Il sorso è – ancora - succoso ed ammaliante; gli espertoni lo definirebbero
“masticabile”. L’aderenza del palato con il profilo olfattivo è – sto esaurendo
gli aggettivi – encomiabile, senza la minima sbavatura. Anche al gusto é la
freschezza, la verve acida che ti
acchiappa, retta da una tannicità aristocratica, che col passare del tempo
diventa sempre più penetrante, agguerrita. Una beva prodigiosa e contagiosa perfeziona questa sinfonia. Tenore alcolico splendidamente
bilanciato, con chiusura interminabile, sconfinata, su pennellate precise di
cacao e spezie dolci.
La
boccia coperta ha, ovviamente, scatenato azzardi soprattutto circa l’età anagrafica
ma nessuno l’ha battezzata “fine anni ‘70”. Nessuno eccetto Gloria che, con nonchalance, butta lì un: "…1979,
il mio anno di nascita”. A quel punto “svesto” la boccia e tutti, Gloria
compresa, increduli e sbigottiti.

━━━━━━━━━━━━━━━━

• [Elenco attività]
#1 Trascrivi alla lettera il passo del testo sulla degustazione che parte da "Il sorso è –" e prosegue fino a "increduli e sbigottiti.".
#2 Prosegui il testo sulla degustazione del vino partendo dalla sua ultima frase.
I dati non hanno alcun ruolo in questo lavoro.

• [Dati elencati]

━━━━━━━━━━━━━━━━

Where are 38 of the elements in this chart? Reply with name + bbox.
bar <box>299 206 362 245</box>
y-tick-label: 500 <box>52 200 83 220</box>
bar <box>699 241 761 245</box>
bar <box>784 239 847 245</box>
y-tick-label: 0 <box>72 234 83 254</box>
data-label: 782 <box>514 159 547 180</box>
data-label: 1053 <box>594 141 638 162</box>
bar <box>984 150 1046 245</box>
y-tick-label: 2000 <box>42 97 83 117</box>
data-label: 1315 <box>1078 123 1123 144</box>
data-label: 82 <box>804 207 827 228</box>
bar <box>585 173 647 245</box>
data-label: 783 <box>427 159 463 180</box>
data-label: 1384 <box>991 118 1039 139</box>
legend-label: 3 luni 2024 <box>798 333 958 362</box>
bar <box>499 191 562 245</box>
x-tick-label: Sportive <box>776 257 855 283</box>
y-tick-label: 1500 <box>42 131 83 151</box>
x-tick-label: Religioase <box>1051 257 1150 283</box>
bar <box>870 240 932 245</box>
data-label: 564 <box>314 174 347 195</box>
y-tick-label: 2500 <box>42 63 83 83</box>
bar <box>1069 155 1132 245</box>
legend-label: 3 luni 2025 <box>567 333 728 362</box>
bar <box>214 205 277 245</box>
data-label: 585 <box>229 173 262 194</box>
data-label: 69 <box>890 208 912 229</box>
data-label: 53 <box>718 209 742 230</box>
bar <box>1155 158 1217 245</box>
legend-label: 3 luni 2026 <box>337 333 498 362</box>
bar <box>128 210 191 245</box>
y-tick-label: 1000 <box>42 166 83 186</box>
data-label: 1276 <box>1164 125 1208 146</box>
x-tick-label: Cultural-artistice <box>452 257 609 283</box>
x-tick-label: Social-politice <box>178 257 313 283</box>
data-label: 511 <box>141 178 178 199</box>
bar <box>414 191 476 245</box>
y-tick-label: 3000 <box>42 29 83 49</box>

━━━━━━━━━━━━━━━━

• [Risposte attese]
#1
Il sorso è – ancora - succoso ed ammaliante; gli espertoni lo definirebbero
“masticabile”. L’aderenza del palato con il profilo olfattivo è – sto esaurendo
gli aggettivi – encomiabile, senza la minima sbavatura. Anche al gusto é la
freschezza, la verve acida che ti
acchiappa, retta da una tannicità aristocratica, che col passare del tempo
diventa sempre più penetrante, agguerrita. Una beva prodigiosa e contagiosa perfeziona questa sinfonia. Tenore alcolico splendidamente
bilanciato, con chiusura interminabile, sconfinata, su pennellate precise di
cacao e spezie dolci.
La
boccia coperta ha, ovviamente, scatenato azzardi soprattutto circa l’età anagrafica
ma nessuno l’ha battezzata “fine anni ‘70”. Nessuno eccetto Gloria che, con nonchalance, butta lì un: "…1979,
il mio anno di nascita”. A quel punto “svesto” la boccia e tutti, Gloria
compresa, increduli e sbigottiti.

#2
Chiudo
questo lungo post con un paio di considerazioni.
La
prima consiste nel rassicurare i miei lettori che le iperboli usate per
raccontare questo capolavoro non sono assolutamente sprecate, ma quannocevòcevò. In
secondo luogo, alla faccia di tutte ‘ste pippe
mentali per la conservazione dei flaconi - io per primo cerco di seguire
scrupolosamente e mettere in pratica le indicazioni degli esperti. Sarà stata senz’altro
la fortuna e l'eccezione che conferma la regola. Fino a prova contraria.
Si è trattata di una
bevuta di cui, ne sono certo, ci ricorderemo per lungo tempo, anche e
soprattutto Gloria, ché non capita così frequentemente incrociare una bottiglia
del proprio millesimo - a meno di essere nati una manciata di giorni prima – e di
trovarla in così splendida forma. All’ultima superstite concedo ancora riposo,
la sfida continua. À la prochaine.
Si tratta assolutamente della sorpresa della serata. Nessuno dei presenti durante l'assaggio ha intuito la reale età di questo signore. La presenza ancora elevata di tannini ha tratto in inganno tutti, come anche l'eleganza. L'unica nota negativa, che non intacca in nessun modo la qualità della bottiglia, è che il tempo ha mitigato sensibilmente le caratteristiche tipiche del Brunello. Ma direi che è un aspetto ampiamente sopportabile che fa parte del lungo invecchiamento.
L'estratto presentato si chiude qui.